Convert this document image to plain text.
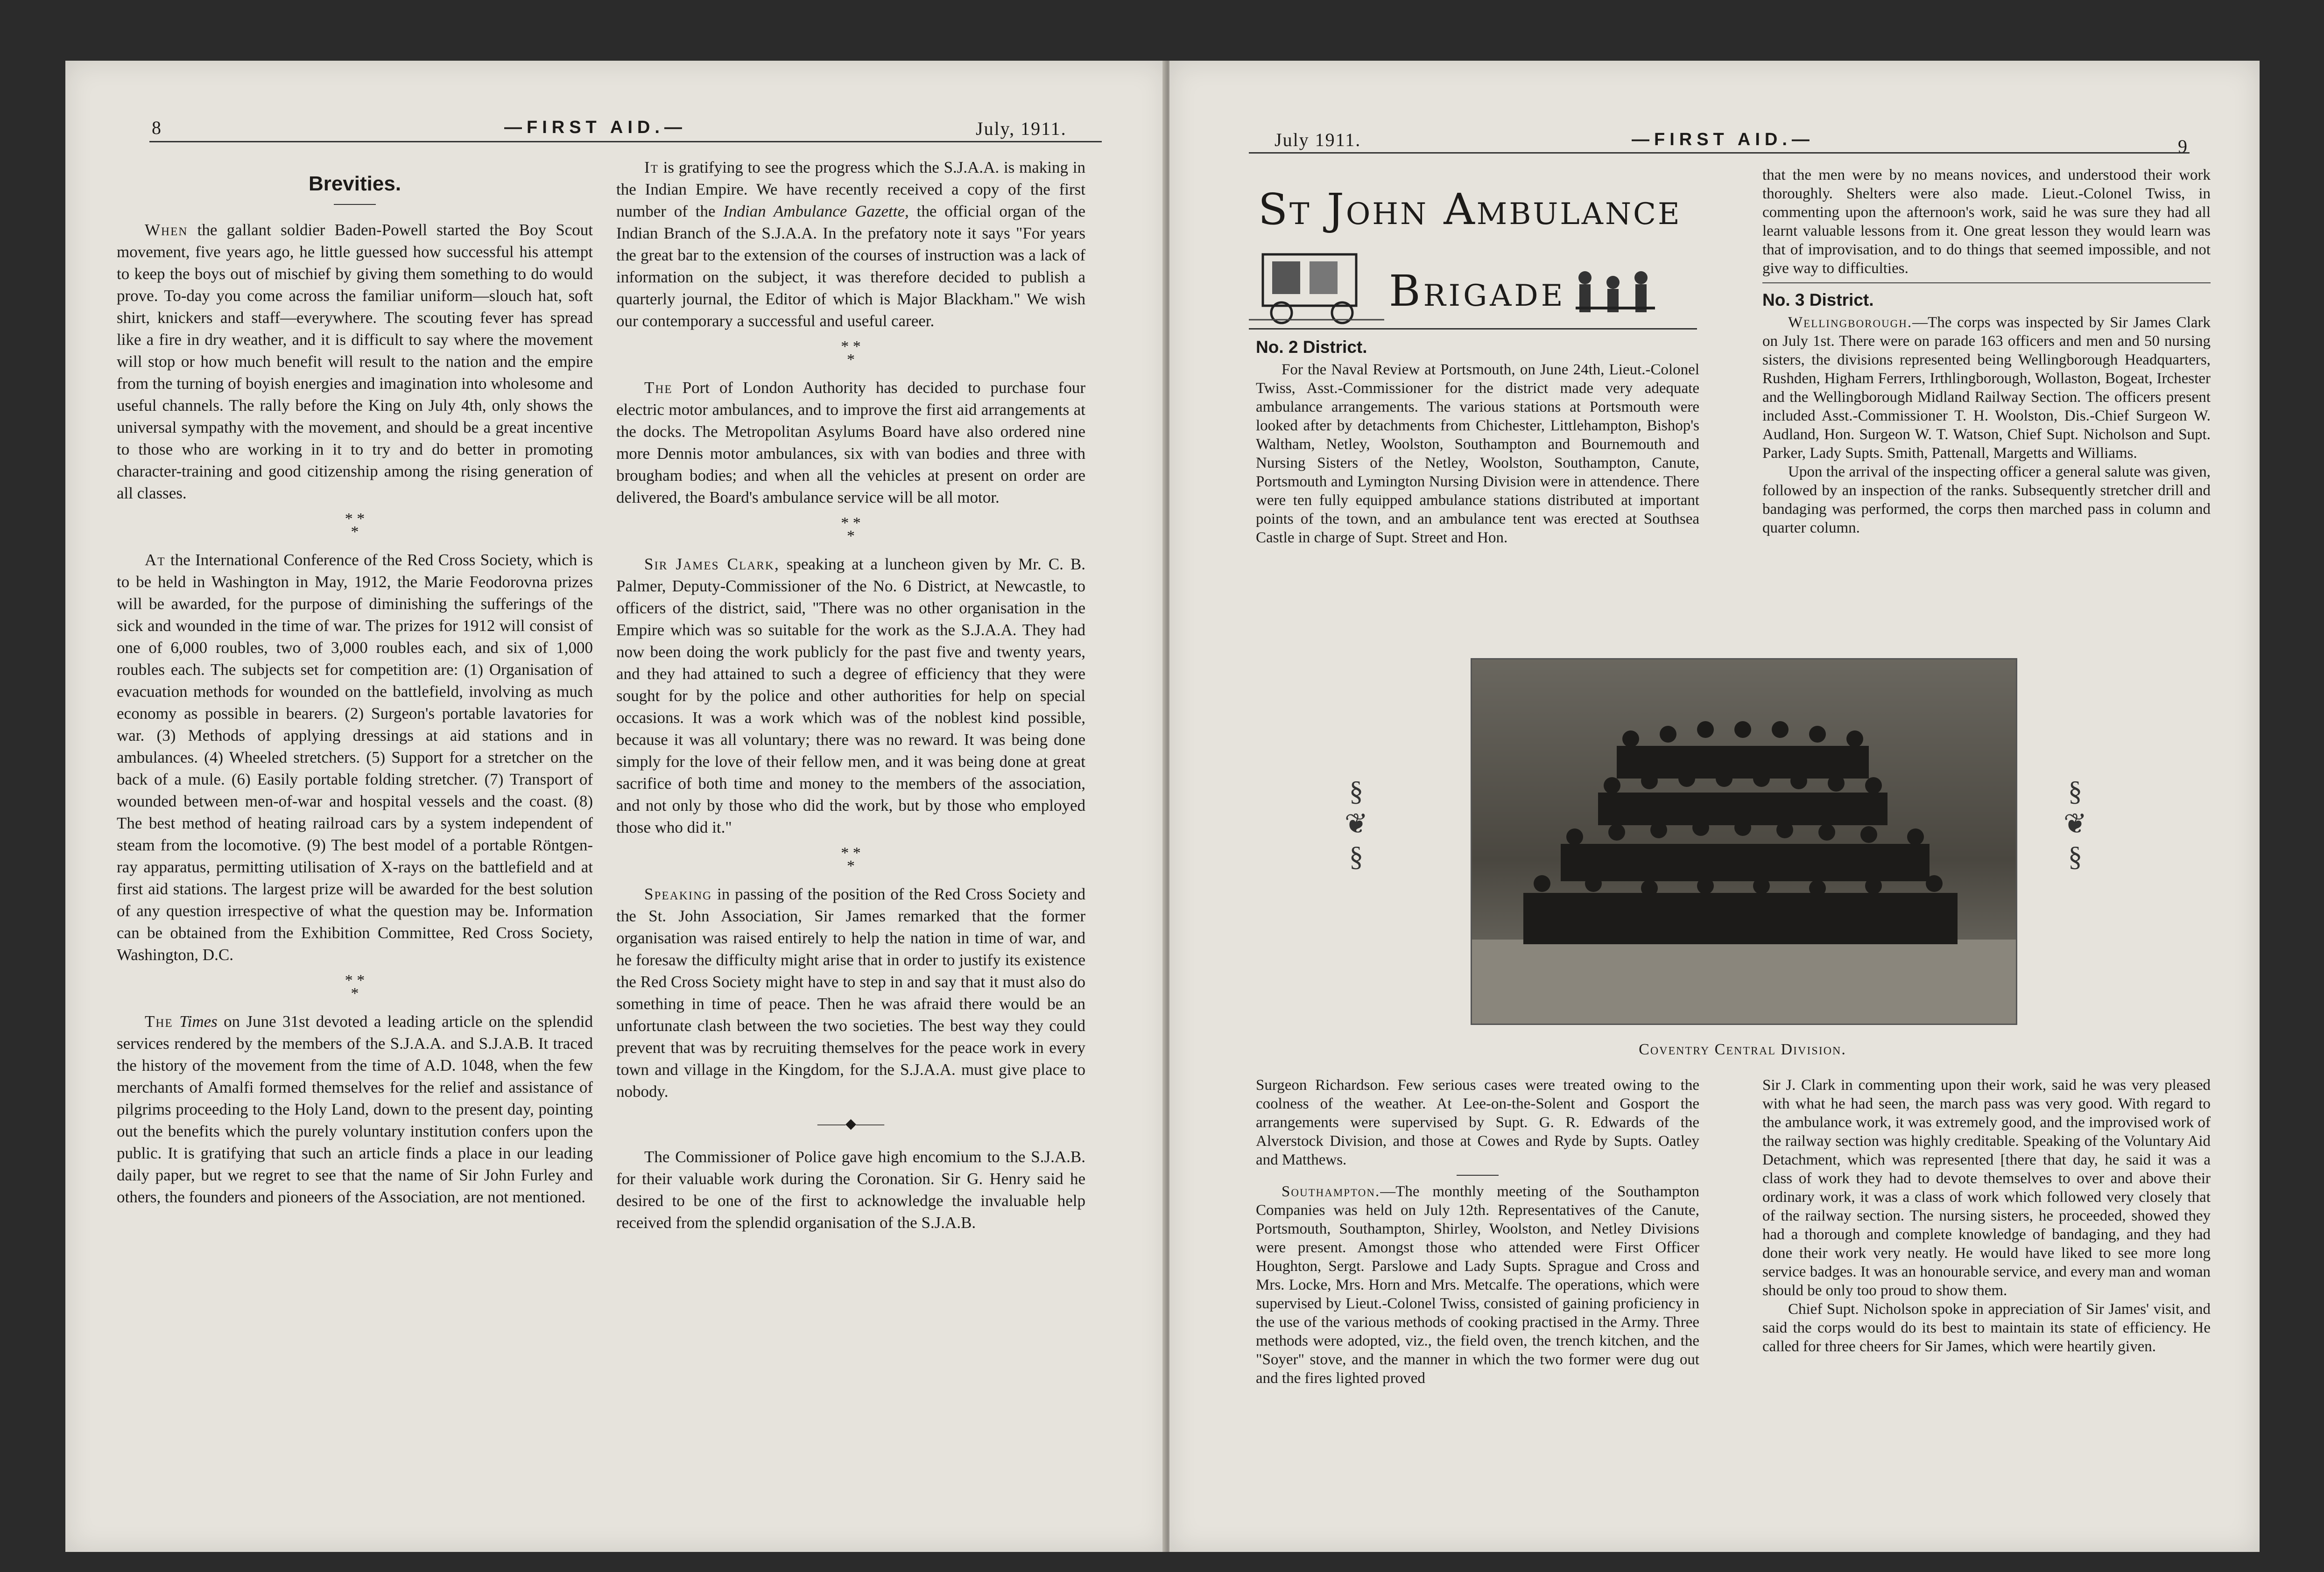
8	—FIRST AID.—	July, 1911.
Brevities.

When the gallant soldier Baden-Powell started the Boy Scout movement, five years ago, he little guessed how successful his attempt to keep the boys out of mischief by giving them something to do would prove. To-day you come across the familiar uniform—slouch hat, soft shirt, knickers and staff—everywhere. The scouting fever has spread like a fire in dry weather, and it is difficult to say where the movement will stop or how much benefit will result to the nation and the empire from the turning of boyish energies and imagination into wholesome and useful channels. The rally before the King on July 4th, only shows the universal sympathy with the movement, and should be a great incentive to those who are working in it to try and do better in promoting character-training and good citizenship among the rising generation of all classes.

* *
*

At the International Conference of the Red Cross Society, which is to be held in Washington in May, 1912, the Marie Feodorovna prizes will be awarded, for the purpose of diminishing the sufferings of the sick and wounded in the time of war. The prizes for 1912 will consist of one of 6,000 roubles, two of 3,000 roubles each, and six of 1,000 roubles each. The subjects set for competition are: (1) Organisation of evacuation methods for wounded on the battlefield, involving as much economy as possible in bearers. (2) Surgeon's portable lavatories for war. (3) Methods of applying dressings at aid stations and in ambulances. (4) Wheeled stretchers. (5) Support for a stretcher on the back of a mule. (6) Easily portable folding stretcher. (7) Transport of wounded between men-of-war and hospital vessels and the coast. (8) The best method of heating railroad cars by a system independent of steam from the locomotive. (9) The best model of a portable Röntgen-ray apparatus, permitting utilisation of X-rays on the battlefield and at first aid stations. The largest prize will be awarded for the best solution of any question irrespective of what the question may be. Information can be obtained from the Exhibition Committee, Red Cross Society, Washington, D.C.

* *
*

The Times on June 31st devoted a leading article on the splendid services rendered by the members of the S.J.A.A. and S.J.A.B. It traced the history of the movement from the time of A.D. 1048, when the few merchants of Amalfi formed themselves for the relief and assistance of pilgrims proceeding to the Holy Land, down to the present day, pointing out the benefits which the purely voluntary institution confers upon the public. It is gratifying that such an article finds a place in our leading daily paper, but we regret to see that the name of Sir John Furley and others, the founders and pioneers of the Association, are not mentioned.

It is gratifying to see the progress which the S.J.A.A. is making in the Indian Empire. We have recently received a copy of the first number of the Indian Ambulance Gazette, the official organ of the Indian Branch of the S.J.A.A. In the prefatory note it says "For years the great bar to the extension of the courses of instruction was a lack of information on the subject, it was therefore decided to publish a quarterly journal, the Editor of which is Major Blackham." We wish our contemporary a successful and useful career.

* *
*

The Port of London Authority has decided to purchase four electric motor ambulances, and to improve the first aid arrangements at the docks. The Metropolitan Asylums Board have also ordered nine more Dennis motor ambulances, six with van bodies and three with brougham bodies; and when all the vehicles at present on order are delivered, the Board's ambulance service will be all motor.

* *
*

Sir James Clark, speaking at a luncheon given by Mr. C. B. Palmer, Deputy-Commissioner of the No. 6 District, at Newcastle, to officers of the district, said, "There was no other organisation in the Empire which was so suitable for the work as the S.J.A.A. They had now been doing the work publicly for the past five and twenty years, and they had attained to such a degree of efficiency that they were sought for by the police and other authorities for help on special occasions. It was a work which was of the noblest kind possible, because it was all voluntary; there was no reward. It was being done simply for the love of their fellow men, and it was being done at great sacrifice of both time and money to the members of the association, and not only by those who did the work, but by those who employed those who did it."

* *
*

Speaking in passing of the position of the Red Cross Society and the St. John Association, Sir James remarked that the former organisation was raised entirely to help the nation in time of war, and he foresaw the difficulty might arise that in order to justify its existence the Red Cross Society might have to step in and say that it must also do something in time of peace. Then he was afraid there would be an unfortunate clash between the two societies. The best way they could prevent that was by recruiting themselves for the peace work in every town and village in the Kingdom, for the S.J.A.A. must give place to nobody.

——◆——

The Commissioner of Police gave high encomium to the S.J.A.B. for their valuable work during the Coronation. Sir G. Henry said he desired to be one of the first to acknowledge the invaluable help received from the splendid organisation of the S.J.A.B.

July 1911.	—FIRST AID.—	9
St John Ambulance
Brigade
No. 2 District.

For the Naval Review at Portsmouth, on June 24th, Lieut.-Colonel Twiss, Asst.-Commissioner for the district made very adequate ambulance arrangements. The various stations at Portsmouth were looked after by detachments from Chichester, Littlehampton, Bishop's Waltham, Netley, Woolston, Southampton and Bournemouth and Nursing Sisters of the Netley, Woolston, Southampton, Canute, Portsmouth and Lymington Nursing Division were in attendence. There were ten fully equipped ambulance stations distributed at important points of the town, and an ambulance tent was erected at Southsea Castle in charge of Supt. Street and Hon.

that the men were by no means novices, and understood their work thoroughly. Shelters were also made. Lieut.-Colonel Twiss, in commenting upon the afternoon's work, said he was sure they had all learnt valuable lessons from it. One great lesson they would learn was that of improvisation, and to do things that seemed impossible, and not give way to difficulties.

No. 3 District.

Wellingborough.—The corps was inspected by Sir James Clark on July 1st. There were on parade 163 officers and men and 50 nursing sisters, the divisions represented being Wellingborough Headquarters, Rushden, Higham Ferrers, Irthlingborough, Wollaston, Bogeat, Irchester and the Wellingborough Midland Railway Section. The officers present included Asst.-Commissioner T. H. Woolston, Dis.-Chief Surgeon W. Audland, Hon. Surgeon W. T. Watson, Chief Supt. Nicholson and Supt. Parker, Lady Supts. Smith, Pattenall, Margetts and Williams.

Upon the arrival of the inspecting officer a general salute was given, followed by an inspection of the ranks. Subsequently stretcher drill and bandaging was performed, the corps then marched pass in column and quarter column.

§
❦
§
§
❦
§
Coventry Central Division.

Surgeon Richardson. Few serious cases were treated owing to the coolness of the weather. At Lee-on-the-Solent and Gosport the arrangements were supervised by Supt. G. R. Edwards of the Alverstock Division, and those at Cowes and Ryde by Supts. Oatley and Matthews.

Southampton.—The monthly meeting of the Southampton Companies was held on July 12th. Representatives of the Canute, Portsmouth, Southampton, Shirley, Woolston, and Netley Divisions were present. Amongst those who attended were First Officer Houghton, Sergt. Parslowe and Lady Supts. Sprague and Cross and Mrs. Locke, Mrs. Horn and Mrs. Metcalfe. The operations, which were supervised by Lieut.-Colonel Twiss, consisted of gaining proficiency in the use of the various methods of cooking practised in the Army. Three methods were adopted, viz., the field oven, the trench kitchen, and the "Soyer" stove, and the manner in which the two former were dug out and the fires lighted proved

Sir J. Clark in commenting upon their work, said he was very pleased with what he had seen, the march pass was very good. With regard to the ambulance work, it was extremely good, and the improvised work of the railway section was highly creditable. Speaking of the Voluntary Aid Detachment, which was represented [there that day, he said it was a class of work they had to devote themselves to over and above their ordinary work, it was a class of work which followed very closely that of the railway section. The nursing sisters, he proceeded, showed they had a thorough and complete knowledge of bandaging, and they had done their work very neatly. He would have liked to see more long service badges. It was an honourable service, and every man and woman should be only too proud to show them.

Chief Supt. Nicholson spoke in appreciation of Sir James' visit, and said the corps would do its best to maintain its state of efficiency. He called for three cheers for Sir James, which were heartily given.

=====

— Exercise task —
Restate the records word for word, omitting images.

— Output for this task —
Convert this document image to plain text.
8	—FIRST AID.—	July, 1911.
Brevities.

When the gallant soldier Baden-Powell started the Boy Scout movement, five years ago, he little guessed how successful his attempt to keep the boys out of mischief by giving them something to do would prove. To-day you come across the familiar uniform—slouch hat, soft shirt, knickers and staff—everywhere. The scouting fever has spread like a fire in dry weather, and it is difficult to say where the movement will stop or how much benefit will result to the nation and the empire from the turning of boyish energies and imagination into wholesome and useful channels. The rally before the King on July 4th, only shows the universal sympathy with the movement, and should be a great incentive to those who are working in it to try and do better in promoting character-training and good citizenship among the rising generation of all classes.

* *
*

At the International Conference of the Red Cross Society, which is to be held in Washington in May, 1912, the Marie Feodorovna prizes will be awarded, for the purpose of diminishing the sufferings of the sick and wounded in the time of war. The prizes for 1912 will consist of one of 6,000 roubles, two of 3,000 roubles each, and six of 1,000 roubles each. The subjects set for competition are: (1) Organisation of evacuation methods for wounded on the battlefield, involving as much economy as possible in bearers. (2) Surgeon's portable lavatories for war. (3) Methods of applying dressings at aid stations and in ambulances. (4) Wheeled stretchers. (5) Support for a stretcher on the back of a mule. (6) Easily portable folding stretcher. (7) Transport of wounded between men-of-war and hospital vessels and the coast. (8) The best method of heating railroad cars by a system independent of steam from the locomotive. (9) The best model of a portable Röntgen-ray apparatus, permitting utilisation of X-rays on the battlefield and at first aid stations. The largest prize will be awarded for the best solution of any question irrespective of what the question may be. Information can be obtained from the Exhibition Committee, Red Cross Society, Washington, D.C.

* *
*

The Times on June 31st devoted a leading article on the splendid services rendered by the members of the S.J.A.A. and S.J.A.B. It traced the history of the movement from the time of A.D. 1048, when the few merchants of Amalfi formed themselves for the relief and assistance of pilgrims proceeding to the Holy Land, down to the present day, pointing out the benefits which the purely voluntary institution confers upon the public. It is gratifying that such an article finds a place in our leading daily paper, but we regret to see that the name of Sir John Furley and others, the founders and pioneers of the Association, are not mentioned.

It is gratifying to see the progress which the S.J.A.A. is making in the Indian Empire. We have recently received a copy of the first number of the Indian Ambulance Gazette, the official organ of the Indian Branch of the S.J.A.A. In the prefatory note it says "For years the great bar to the extension of the courses of instruction was a lack of information on the subject, it was therefore decided to publish a quarterly journal, the Editor of which is Major Blackham." We wish our contemporary a successful and useful career.

* *
*

The Port of London Authority has decided to purchase four electric motor ambulances, and to improve the first aid arrangements at the docks. The Metropolitan Asylums Board have also ordered nine more Dennis motor ambulances, six with van bodies and three with brougham bodies; and when all the vehicles at present on order are delivered, the Board's ambulance service will be all motor.

* *
*

Sir James Clark, speaking at a luncheon given by Mr. C. B. Palmer, Deputy-Commissioner of the No. 6 District, at Newcastle, to officers of the district, said, "There was no other organisation in the Empire which was so suitable for the work as the S.J.A.A. They had now been doing the work publicly for the past five and twenty years, and they had attained to such a degree of efficiency that they were sought for by the police and other authorities for help on special occasions. It was a work which was of the noblest kind possible, because it was all voluntary; there was no reward. It was being done simply for the love of their fellow men, and it was being done at great sacrifice of both time and money to the members of the association, and not only by those who did the work, but by those who employed those who did it."

* *
*

Speaking in passing of the position of the Red Cross Society and the St. John Association, Sir James remarked that the former organisation was raised entirely to help the nation in time of war, and he foresaw the difficulty might arise that in order to justify its existence the Red Cross Society might have to step in and say that it must also do something in time of peace. Then he was afraid there would be an unfortunate clash between the two societies. The best way they could prevent that was by recruiting themselves for the peace work in every town and village in the Kingdom, for the S.J.A.A. must give place to nobody.

——◆——

The Commissioner of Police gave high encomium to the S.J.A.B. for their valuable work during the Coronation. Sir G. Henry said he desired to be one of the first to acknowledge the invaluable help received from the splendid organisation of the S.J.A.B.

July 1911.	—FIRST AID.—	9
St John Ambulance
Brigade
No. 2 District.

For the Naval Review at Portsmouth, on June 24th, Lieut.-Colonel Twiss, Asst.-Commissioner for the district made very adequate ambulance arrangements. The various stations at Portsmouth were looked after by detachments from Chichester, Littlehampton, Bishop's Waltham, Netley, Woolston, Southampton and Bournemouth and Nursing Sisters of the Netley, Woolston, Southampton, Canute, Portsmouth and Lymington Nursing Division were in attendence. There were ten fully equipped ambulance stations distributed at important points of the town, and an ambulance tent was erected at Southsea Castle in charge of Supt. Street and Hon.

that the men were by no means novices, and understood their work thoroughly. Shelters were also made. Lieut.-Colonel Twiss, in commenting upon the afternoon's work, said he was sure they had all learnt valuable lessons from it. One great lesson they would learn was that of improvisation, and to do things that seemed impossible, and not give way to difficulties.

No. 3 District.

Wellingborough.—The corps was inspected by Sir James Clark on July 1st. There were on parade 163 officers and men and 50 nursing sisters, the divisions represented being Wellingborough Headquarters, Rushden, Higham Ferrers, Irthlingborough, Wollaston, Bogeat, Irchester and the Wellingborough Midland Railway Section. The officers present included Asst.-Commissioner T. H. Woolston, Dis.-Chief Surgeon W. Audland, Hon. Surgeon W. T. Watson, Chief Supt. Nicholson and Supt. Parker, Lady Supts. Smith, Pattenall, Margetts and Williams.

Upon the arrival of the inspecting officer a general salute was given, followed by an inspection of the ranks. Subsequently stretcher drill and bandaging was performed, the corps then marched pass in column and quarter column.

§
❦
§
§
❦
§
Coventry Central Division.

Surgeon Richardson. Few serious cases were treated owing to the coolness of the weather. At Lee-on-the-Solent and Gosport the arrangements were supervised by Supt. G. R. Edwards of the Alverstock Division, and those at Cowes and Ryde by Supts. Oatley and Matthews.

Southampton.—The monthly meeting of the Southampton Companies was held on July 12th. Representatives of the Canute, Portsmouth, Southampton, Shirley, Woolston, and Netley Divisions were present. Amongst those who attended were First Officer Houghton, Sergt. Parslowe and Lady Supts. Sprague and Cross and Mrs. Locke, Mrs. Horn and Mrs. Metcalfe. The operations, which were supervised by Lieut.-Colonel Twiss, consisted of gaining proficiency in the use of the various methods of cooking practised in the Army. Three methods were adopted, viz., the field oven, the trench kitchen, and the "Soyer" stove, and the manner in which the two former were dug out and the fires lighted proved

Sir J. Clark in commenting upon their work, said he was very pleased with what he had seen, the march pass was very good. With regard to the ambulance work, it was extremely good, and the improvised work of the railway section was highly creditable. Speaking of the Voluntary Aid Detachment, which was represented [there that day, he said it was a class of work they had to devote themselves to over and above their ordinary work, it was a class of work which followed very closely that of the railway section. The nursing sisters, he proceeded, showed they had a thorough and complete knowledge of bandaging, and they had done their work very neatly. He would have liked to see more long service badges. It was an honourable service, and every man and woman should be only too proud to show them.

Chief Supt. Nicholson spoke in appreciation of Sir James' visit, and said the corps would do its best to maintain its state of efficiency. He called for three cheers for Sir James, which were heartily given.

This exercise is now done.